• _Records for this exercise_:
..........
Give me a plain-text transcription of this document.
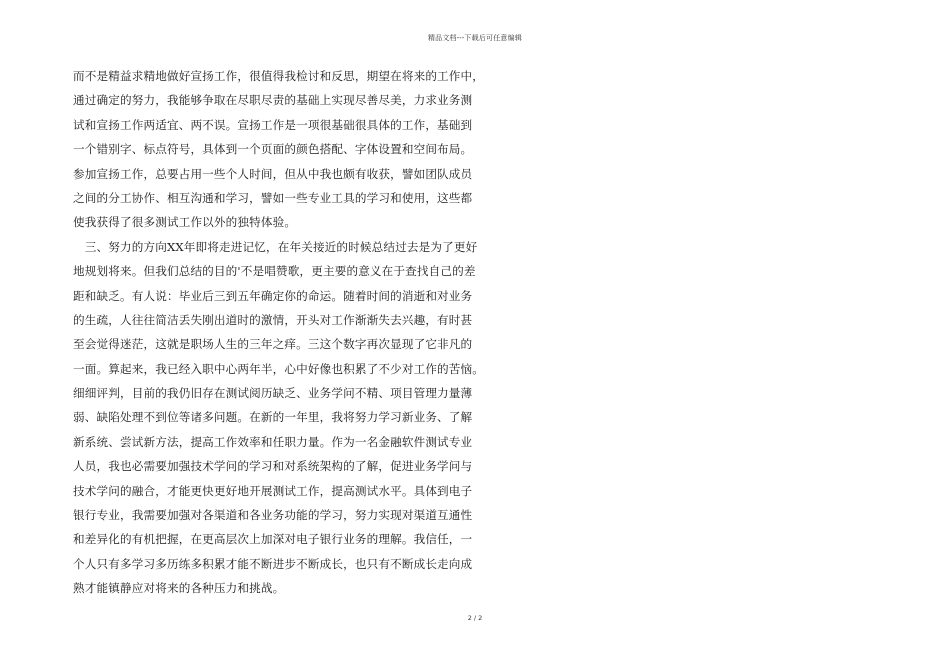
精品文档---下载后可任意编辑
而不是精益求精地做好宣扬工作，很值得我检讨和反思，期望在将来的工作中，
通过确定的努力，我能够争取在尽职尽责的基础上实现尽善尽美，力求业务测
试和宣扬工作两适宜、两不误。宣扬工作是一项很基础很具体的工作，基础到
一个错别字、标点符号，具体到一个页面的颜色搭配、字体设置和空间布局。
参加宣扬工作，总要占用一些个人时间，但从中我也颇有收获，譬如团队成员
之间的分工协作、相互沟通和学习，譬如一些专业工具的学习和使用，这些都
使我获得了很多测试工作以外的独特体验。
　三、努力的方向XX年即将走进记忆，在年关接近的时候总结过去是为了更好
地规划将来。但我们总结的目的'不是唱赞歌，更主要的意义在于查找自己的差
距和缺乏。有人说：毕业后三到五年确定你的命运。随着时间的消逝和对业务
的生疏，人往往简洁丢失刚出道时的激情，开头对工作渐渐失去兴趣，有时甚
至会觉得迷茫，这就是职场人生的三年之痒。三这个数字再次显现了它非凡的
一面。算起来，我已经入职中心两年半，心中好像也积累了不少对工作的苦恼。
细细评判，目前的我仍旧存在测试阅历缺乏、业务学问不精、项目管理力量薄
弱、缺陷处理不到位等诸多问题。在新的一年里，我将努力学习新业务、了解
新系统、尝试新方法，提高工作效率和任职力量。作为一名金融软件测试专业
人员，我也必需要加强技术学问的学习和对系统架构的了解，促进业务学问与
技术学问的融合，才能更快更好地开展测试工作，提高测试水平。具体到电子
银行专业，我需要加强对各渠道和各业务功能的学习，努力实现对渠道互通性
和差异化的有机把握，在更高层次上加深对电子银行业务的理解。我信任，一
个人只有多学习多历练多积累才能不断进步不断成长，也只有不断成长走向成
熟才能镇静应对将来的各种压力和挑战。
2 / 2
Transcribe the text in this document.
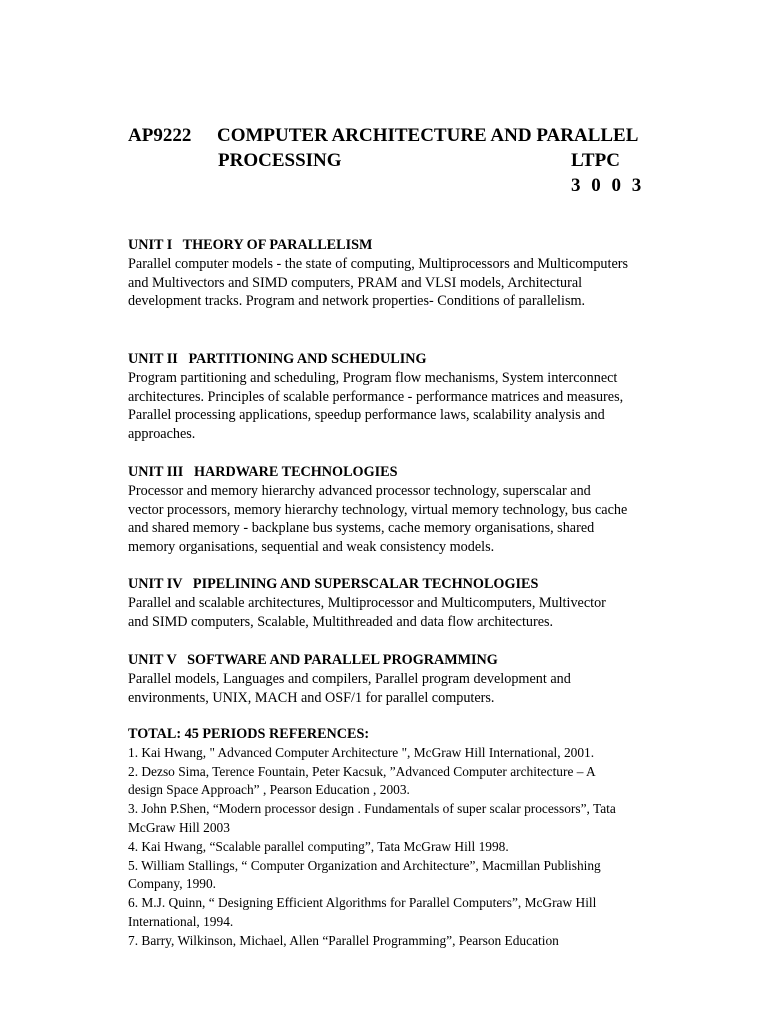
AP9222 COMPUTER ARCHITECTURE AND PARALLEL
PROCESSING	LTPC
3 0 0 3
UNIT I   THEORY OF PARALLELISM
Parallel computer models - the state of computing, Multiprocessors and Multicomputers and Multivectors and SIMD computers, PRAM and VLSI models, Architectural development tracks. Program and network properties- Conditions of parallelism.
UNIT II   PARTITIONING AND SCHEDULING
Program partitioning and scheduling, Program flow mechanisms, System interconnect architectures. Principles of scalable performance - performance matrices and measures, Parallel processing applications, speedup performance laws, scalability analysis and approaches.
UNIT III   HARDWARE TECHNOLOGIES
Processor and memory hierarchy advanced processor technology, superscalar and vector processors, memory hierarchy technology, virtual memory technology, bus cache and shared memory - backplane bus systems, cache memory organisations, shared memory organisations, sequential and weak consistency models.
UNIT IV   PIPELINING AND SUPERSCALAR TECHNOLOGIES
Parallel and scalable architectures, Multiprocessor and Multicomputers, Multivector and SIMD computers, Scalable, Multithreaded and data flow architectures.
UNIT V   SOFTWARE AND PARALLEL PROGRAMMING
Parallel models, Languages and compilers, Parallel program development and environments, UNIX, MACH and OSF/1 for parallel computers.
TOTAL: 45 PERIODS REFERENCES:
1. Kai Hwang, " Advanced Computer Architecture ", McGraw Hill International, 2001.
2. Dezso Sima, Terence Fountain, Peter Kacsuk, ”Advanced Computer architecture – A design Space Approach” , Pearson Education , 2003.
3. John P.Shen, “Modern processor design . Fundamentals of super scalar processors”, Tata McGraw Hill 2003
4. Kai Hwang, “Scalable parallel computing”, Tata McGraw Hill 1998.
5. William Stallings, “ Computer Organization and Architecture”, Macmillan Publishing Company, 1990.
6. M.J. Quinn, “ Designing Efficient Algorithms for Parallel Computers”, McGraw Hill International, 1994.
7. Barry, Wilkinson, Michael, Allen “Parallel Programming”, Pearson Education
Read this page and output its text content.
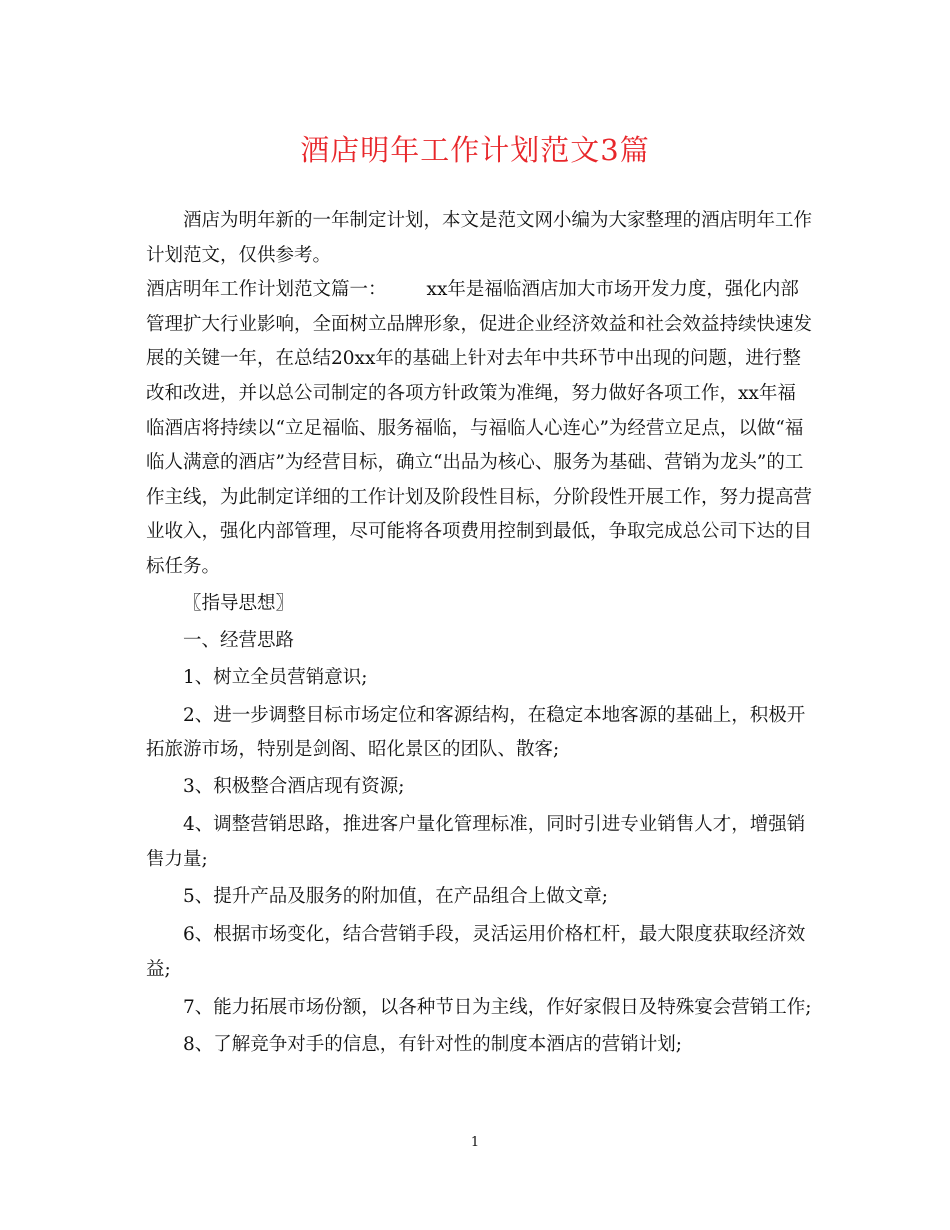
酒店明年工作计划范文3篇

酒店为明年新的一年制定计划，本文是范文网小编为大家整理的酒店明年工作计划范文，仅供参考。

酒店明年工作计划范文篇一： xx年是福临酒店加大市场开发力度，强化内部管理扩大行业影响，全面树立品牌形象，促进企业经济效益和社会效益持续快速发展的关键一年，在总结20xx年的基础上针对去年中共环节中出现的问题，进行整改和改进，并以总公司制定的各项方针政策为准绳，努力做好各项工作，xx年福临酒店将持续以“立足福临、服务福临，与福临人心连心”为经营立足点，以做“福临人满意的酒店”为经营目标，确立“出品为核心、服务为基础、营销为龙头”的工作主线，为此制定详细的工作计划及阶段性目标，分阶段性开展工作，努力提高营业收入，强化内部管理，尽可能将各项费用控制到最低，争取完成总公司下达的目标任务。

〖指导思想〗

一、经营思路

1、树立全员营销意识;

2、进一步调整目标市场定位和客源结构，在稳定本地客源的基础上，积极开拓旅游市场，特别是剑阁、昭化景区的团队、散客;

3、积极整合酒店现有资源;

4、调整营销思路，推进客户量化管理标准，同时引进专业销售人才，增强销售力量;

5、提升产品及服务的附加值，在产品组合上做文章;

6、根据市场变化，结合营销手段，灵活运用价格杠杆，最大限度获取经济效益;

7、能力拓展市场份额，以各种节日为主线，作好家假日及特殊宴会营销工作;

8、了解竞争对手的信息，有针对性的制度本酒店的营销计划;

1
..........
• _Task to complete_:
An exact transcription of all the entries is required, without the pictures.

• _Full answer_:
Give me a plain-text transcription of this document.
精品文档---下载后可任意编辑
而不是精益求精地做好宣扬工作，很值得我检讨和反思，期望在将来的工作中，
通过确定的努力，我能够争取在尽职尽责的基础上实现尽善尽美，力求业务测
试和宣扬工作两适宜、两不误。宣扬工作是一项很基础很具体的工作，基础到
一个错别字、标点符号，具体到一个页面的颜色搭配、字体设置和空间布局。
参加宣扬工作，总要占用一些个人时间，但从中我也颇有收获，譬如团队成员
之间的分工协作、相互沟通和学习，譬如一些专业工具的学习和使用，这些都
使我获得了很多测试工作以外的独特体验。
　三、努力的方向XX年即将走进记忆，在年关接近的时候总结过去是为了更好
地规划将来。但我们总结的目的'不是唱赞歌，更主要的意义在于查找自己的差
距和缺乏。有人说：毕业后三到五年确定你的命运。随着时间的消逝和对业务
的生疏，人往往简洁丢失刚出道时的激情，开头对工作渐渐失去兴趣，有时甚
至会觉得迷茫，这就是职场人生的三年之痒。三这个数字再次显现了它非凡的
一面。算起来，我已经入职中心两年半，心中好像也积累了不少对工作的苦恼。
细细评判，目前的我仍旧存在测试阅历缺乏、业务学问不精、项目管理力量薄
弱、缺陷处理不到位等诸多问题。在新的一年里，我将努力学习新业务、了解
新系统、尝试新方法，提高工作效率和任职力量。作为一名金融软件测试专业
人员，我也必需要加强技术学问的学习和对系统架构的了解，促进业务学问与
技术学问的融合，才能更快更好地开展测试工作，提高测试水平。具体到电子
银行专业，我需要加强对各渠道和各业务功能的学习，努力实现对渠道互通性
和差异化的有机把握，在更高层次上加深对电子银行业务的理解。我信任，一
个人只有多学习多历练多积累才能不断进步不断成长，也只有不断成长走向成
熟才能镇静应对将来的各种压力和挑战。
2 / 2
Transcribe the text in this document.
AP9222 COMPUTER ARCHITECTURE AND PARALLEL
PROCESSING	LTPC
3 0 0 3
UNIT I   THEORY OF PARALLELISM
Parallel computer models - the state of computing, Multiprocessors and Multicomputers and Multivectors and SIMD computers, PRAM and VLSI models, Architectural development tracks. Program and network properties- Conditions of parallelism.
UNIT II   PARTITIONING AND SCHEDULING
Program partitioning and scheduling, Program flow mechanisms, System interconnect architectures. Principles of scalable performance - performance matrices and measures, Parallel processing applications, speedup performance laws, scalability analysis and approaches.
UNIT III   HARDWARE TECHNOLOGIES
Processor and memory hierarchy advanced processor technology, superscalar and vector processors, memory hierarchy technology, virtual memory technology, bus cache and shared memory - backplane bus systems, cache memory organisations, shared memory organisations, sequential and weak consistency models.
UNIT IV   PIPELINING AND SUPERSCALAR TECHNOLOGIES
Parallel and scalable architectures, Multiprocessor and Multicomputers, Multivector and SIMD computers, Scalable, Multithreaded and data flow architectures.
UNIT V   SOFTWARE AND PARALLEL PROGRAMMING
Parallel models, Languages and compilers, Parallel program development and environments, UNIX, MACH and OSF/1 for parallel computers.
TOTAL: 45 PERIODS REFERENCES:
1. Kai Hwang, " Advanced Computer Architecture ", McGraw Hill International, 2001.
2. Dezso Sima, Terence Fountain, Peter Kacsuk, ”Advanced Computer architecture – A design Space Approach” , Pearson Education , 2003.
3. John P.Shen, “Modern processor design . Fundamentals of super scalar processors”, Tata McGraw Hill 2003
4. Kai Hwang, “Scalable parallel computing”, Tata McGraw Hill 1998.
5. William Stallings, “ Computer Organization and Architecture”, Macmillan Publishing Company, 1990.
6. M.J. Quinn, “ Designing Efficient Algorithms for Parallel Computers”, McGraw Hill International, 1994.
7. Barry, Wilkinson, Michael, Allen “Parallel Programming”, Pearson Education
Read this page and output its text content.
酒店明年工作计划范文3篇

酒店为明年新的一年制定计划，本文是范文网小编为大家整理的酒店明年工作计划范文，仅供参考。

酒店明年工作计划范文篇一： xx年是福临酒店加大市场开发力度，强化内部管理扩大行业影响，全面树立品牌形象，促进企业经济效益和社会效益持续快速发展的关键一年，在总结20xx年的基础上针对去年中共环节中出现的问题，进行整改和改进，并以总公司制定的各项方针政策为准绳，努力做好各项工作，xx年福临酒店将持续以“立足福临、服务福临，与福临人心连心”为经营立足点，以做“福临人满意的酒店”为经营目标，确立“出品为核心、服务为基础、营销为龙头”的工作主线，为此制定详细的工作计划及阶段性目标，分阶段性开展工作，努力提高营业收入，强化内部管理，尽可能将各项费用控制到最低，争取完成总公司下达的目标任务。

〖指导思想〗

一、经营思路

1、树立全员营销意识;

2、进一步调整目标市场定位和客源结构，在稳定本地客源的基础上，积极开拓旅游市场，特别是剑阁、昭化景区的团队、散客;

3、积极整合酒店现有资源;

4、调整营销思路，推进客户量化管理标准，同时引进专业销售人才，增强销售力量;

5、提升产品及服务的附加值，在产品组合上做文章;

6、根据市场变化，结合营销手段，灵活运用价格杠杆，最大限度获取经济效益;

7、能力拓展市场份额，以各种节日为主线，作好家假日及特殊宴会营销工作;

8、了解竞争对手的信息，有针对性的制度本酒店的营销计划;

1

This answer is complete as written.